Nothing may be dropped or altered: reproduce all the data.

########################################

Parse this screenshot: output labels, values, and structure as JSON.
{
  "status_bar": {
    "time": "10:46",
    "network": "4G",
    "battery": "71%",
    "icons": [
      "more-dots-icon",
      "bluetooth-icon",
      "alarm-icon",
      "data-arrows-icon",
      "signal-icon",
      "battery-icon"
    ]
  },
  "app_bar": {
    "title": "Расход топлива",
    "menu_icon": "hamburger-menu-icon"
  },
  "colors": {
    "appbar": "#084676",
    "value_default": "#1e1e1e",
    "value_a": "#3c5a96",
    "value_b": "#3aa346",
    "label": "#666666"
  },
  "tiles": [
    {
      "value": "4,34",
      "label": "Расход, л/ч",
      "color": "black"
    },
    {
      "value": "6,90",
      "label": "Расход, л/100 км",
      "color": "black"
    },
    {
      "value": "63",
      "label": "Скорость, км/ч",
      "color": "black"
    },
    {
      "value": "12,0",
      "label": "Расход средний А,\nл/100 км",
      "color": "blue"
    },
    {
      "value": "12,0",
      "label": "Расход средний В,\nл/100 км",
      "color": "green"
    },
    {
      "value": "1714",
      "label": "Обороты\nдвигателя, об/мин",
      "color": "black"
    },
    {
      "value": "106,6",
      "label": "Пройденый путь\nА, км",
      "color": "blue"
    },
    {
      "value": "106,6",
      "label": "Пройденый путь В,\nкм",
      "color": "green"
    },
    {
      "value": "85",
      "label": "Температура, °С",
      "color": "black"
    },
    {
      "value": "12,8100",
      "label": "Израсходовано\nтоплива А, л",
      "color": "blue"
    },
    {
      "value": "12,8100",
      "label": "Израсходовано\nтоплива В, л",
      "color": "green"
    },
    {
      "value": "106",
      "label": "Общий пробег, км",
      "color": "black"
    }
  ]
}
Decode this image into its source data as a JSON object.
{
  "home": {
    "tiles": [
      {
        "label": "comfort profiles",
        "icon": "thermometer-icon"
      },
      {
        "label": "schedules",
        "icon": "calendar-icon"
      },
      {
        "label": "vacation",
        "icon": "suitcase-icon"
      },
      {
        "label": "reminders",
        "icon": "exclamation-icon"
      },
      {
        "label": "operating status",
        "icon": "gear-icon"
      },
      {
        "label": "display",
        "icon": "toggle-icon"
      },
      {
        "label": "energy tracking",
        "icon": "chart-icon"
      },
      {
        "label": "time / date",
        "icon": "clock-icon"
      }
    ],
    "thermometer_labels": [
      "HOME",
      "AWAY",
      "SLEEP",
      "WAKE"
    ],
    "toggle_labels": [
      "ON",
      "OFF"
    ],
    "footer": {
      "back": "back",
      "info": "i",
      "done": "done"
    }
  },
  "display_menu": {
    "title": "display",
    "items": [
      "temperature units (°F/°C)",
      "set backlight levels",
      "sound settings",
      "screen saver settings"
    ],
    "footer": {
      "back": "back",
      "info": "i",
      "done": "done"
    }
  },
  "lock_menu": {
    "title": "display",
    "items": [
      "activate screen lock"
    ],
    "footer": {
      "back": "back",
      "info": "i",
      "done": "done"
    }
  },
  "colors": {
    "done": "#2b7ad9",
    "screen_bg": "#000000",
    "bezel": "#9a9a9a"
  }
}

########################################

Task result
Parse this screenshot: output labels, values, and structure as JSON.
{
  "status_bar": {
    "time": "10:46",
    "network": "4G",
    "battery": "71%",
    "icons": [
      "more-dots-icon",
      "bluetooth-icon",
      "alarm-icon",
      "data-arrows-icon",
      "signal-icon",
      "battery-icon"
    ]
  },
  "app_bar": {
    "title": "Расход топлива",
    "menu_icon": "hamburger-menu-icon"
  },
  "colors": {
    "appbar": "#084676",
    "value_default": "#1e1e1e",
    "value_a": "#3c5a96",
    "value_b": "#3aa346",
    "label": "#666666"
  },
  "tiles": [
    {
      "value": "4,34",
      "label": "Расход, л/ч",
      "color": "black"
    },
    {
      "value": "6,90",
      "label": "Расход, л/100 км",
      "color": "black"
    },
    {
      "value": "63",
      "label": "Скорость, км/ч",
      "color": "black"
    },
    {
      "value": "12,0",
      "label": "Расход средний А,\nл/100 км",
      "color": "blue"
    },
    {
      "value": "12,0",
      "label": "Расход средний В,\nл/100 км",
      "color": "green"
    },
    {
      "value": "1714",
      "label": "Обороты\nдвигателя, об/мин",
      "color": "black"
    },
    {
      "value": "106,6",
      "label": "Пройденый путь\nА, км",
      "color": "blue"
    },
    {
      "value": "106,6",
      "label": "Пройденый путь В,\nкм",
      "color": "green"
    },
    {
      "value": "85",
      "label": "Температура, °С",
      "color": "black"
    },
    {
      "value": "12,8100",
      "label": "Израсходовано\nтоплива А, л",
      "color": "blue"
    },
    {
      "value": "12,8100",
      "label": "Израсходовано\nтоплива В, л",
      "color": "green"
    },
    {
      "value": "106",
      "label": "Общий пробег, км",
      "color": "black"
    }
  ]
}
Decode this image into its source data as a JSON object.
{
  "home": {
    "tiles": [
      {
        "label": "comfort profiles",
        "icon": "thermometer-icon"
      },
      {
        "label": "schedules",
        "icon": "calendar-icon"
      },
      {
        "label": "vacation",
        "icon": "suitcase-icon"
      },
      {
        "label": "reminders",
        "icon": "exclamation-icon"
      },
      {
        "label": "operating status",
        "icon": "gear-icon"
      },
      {
        "label": "display",
        "icon": "toggle-icon"
      },
      {
        "label": "energy tracking",
        "icon": "chart-icon"
      },
      {
        "label": "time / date",
        "icon": "clock-icon"
      }
    ],
    "thermometer_labels": [
      "HOME",
      "AWAY",
      "SLEEP",
      "WAKE"
    ],
    "toggle_labels": [
      "ON",
      "OFF"
    ],
    "footer": {
      "back": "back",
      "info": "i",
      "done": "done"
    }
  },
  "display_menu": {
    "title": "display",
    "items": [
      "temperature units (°F/°C)",
      "set backlight levels",
      "sound settings",
      "screen saver settings"
    ],
    "footer": {
      "back": "back",
      "info": "i",
      "done": "done"
    }
  },
  "lock_menu": {
    "title": "display",
    "items": [
      "activate screen lock"
    ],
    "footer": {
      "back": "back",
      "info": "i",
      "done": "done"
    }
  },
  "colors": {
    "done": "#2b7ad9",
    "screen_bg": "#000000",
    "bezel": "#9a9a9a"
  }
}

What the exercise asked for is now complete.